◆ **ROWS**:
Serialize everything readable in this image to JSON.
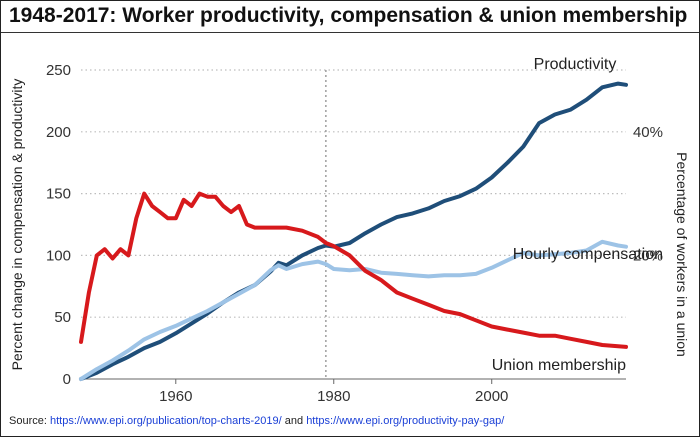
{
  "title": "1948-2017: Worker productivity, compensation & union membership",
  "source": {
    "prefix": "Source: ",
    "link1": "https://www.epi.org/publication/top-charts-2019/",
    "middle": " and ",
    "link2": "https://www.epi.org/productivity-pay-gap/"
  },
  "chart_data": {
    "type": "line",
    "title": "1948-2017: Worker productivity, compensation & union membership",
    "ylabel": "Percent change in compensation & productivity",
    "y2label": "Percentage of workers in a union",
    "xlim": [
      1948,
      2017
    ],
    "ylim": [
      0,
      250
    ],
    "y2lim": [
      0,
      50
    ],
    "x_ticks": [
      1960,
      1980,
      2000
    ],
    "x_tick_labels": [
      "1960",
      "1980",
      "2000"
    ],
    "y_ticks": [
      0,
      50,
      100,
      150,
      200,
      250
    ],
    "y_tick_labels": [
      "0",
      "50",
      "100",
      "150",
      "200",
      "250"
    ],
    "y2_ticks": [
      20,
      40
    ],
    "y2_tick_labels": [
      "20%",
      "40%"
    ],
    "reference_line_x": 1979,
    "grid": "horizontal dotted",
    "series": [
      {
        "name": "Productivity",
        "axis": "left",
        "color": "#1f4e79",
        "x": [
          1948,
          1950,
          1952,
          1954,
          1956,
          1958,
          1960,
          1962,
          1964,
          1966,
          1968,
          1970,
          1972,
          1973,
          1974,
          1976,
          1978,
          1979,
          1980,
          1982,
          1984,
          1986,
          1988,
          1990,
          1992,
          1994,
          1996,
          1998,
          2000,
          2002,
          2004,
          2006,
          2008,
          2010,
          2012,
          2014,
          2016,
          2017
        ],
        "values": [
          0,
          5,
          12,
          18,
          25,
          30,
          37,
          45,
          53,
          62,
          70,
          76,
          87,
          94,
          92,
          100,
          106,
          108,
          107,
          110,
          118,
          125,
          131,
          134,
          138,
          144,
          148,
          154,
          163,
          175,
          188,
          207,
          214,
          218,
          226,
          236,
          239,
          238
        ]
      },
      {
        "name": "Hourly compensation",
        "axis": "left",
        "color": "#9dc3e6",
        "x": [
          1948,
          1950,
          1952,
          1954,
          1956,
          1958,
          1960,
          1962,
          1964,
          1966,
          1968,
          1970,
          1972,
          1973,
          1974,
          1976,
          1978,
          1979,
          1980,
          1982,
          1984,
          1986,
          1988,
          1990,
          1992,
          1994,
          1996,
          1998,
          2000,
          2002,
          2004,
          2006,
          2008,
          2010,
          2012,
          2014,
          2016,
          2017
        ],
        "values": [
          0,
          8,
          15,
          23,
          32,
          38,
          43,
          49,
          55,
          62,
          69,
          76,
          88,
          92,
          89,
          93,
          95,
          93,
          89,
          88,
          89,
          86,
          85,
          84,
          83,
          84,
          84,
          85,
          90,
          96,
          102,
          100,
          101,
          102,
          104,
          111,
          108,
          107
        ]
      },
      {
        "name": "Union membership",
        "axis": "right",
        "color": "#d7191c",
        "x": [
          1948,
          1949,
          1950,
          1951,
          1952,
          1953,
          1954,
          1955,
          1956,
          1957,
          1958,
          1959,
          1960,
          1961,
          1962,
          1963,
          1964,
          1965,
          1966,
          1967,
          1968,
          1969,
          1970,
          1972,
          1974,
          1976,
          1978,
          1979,
          1980,
          1982,
          1984,
          1986,
          1988,
          1990,
          1992,
          1994,
          1996,
          1998,
          2000,
          2002,
          2004,
          2006,
          2008,
          2010,
          2012,
          2014,
          2016,
          2017
        ],
        "values": [
          6,
          14,
          20,
          21,
          19.5,
          21,
          20,
          26,
          30,
          28,
          27,
          26,
          26,
          29,
          28,
          30,
          29.5,
          29.5,
          28,
          27,
          28,
          25,
          24.5,
          24.5,
          24.5,
          24,
          23,
          22,
          21.5,
          20,
          17.5,
          16,
          14,
          13,
          12,
          11,
          10.5,
          9.5,
          8.5,
          8,
          7.5,
          7,
          7,
          6.5,
          6,
          5.5,
          5.3,
          5.2
        ]
      }
    ],
    "annotations": [
      {
        "text": "Productivity",
        "series": "Productivity"
      },
      {
        "text": "Hourly compensation",
        "series": "Hourly compensation"
      },
      {
        "text": "Union membership",
        "series": "Union membership"
      }
    ]
  }
}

◆ **PROBLEM TO SOLVE**:
Check each line above for the string "membership" and show the ones that have it.

◆ **CORRECT OUTPUT**:
  "title": "1948-2017: Worker productivity, compensation & union membership",
    "title": "1948-2017: Worker productivity, compensation & union membership",
        "name": "Union membership",
        "text": "Union membership",
        "series": "Union membership"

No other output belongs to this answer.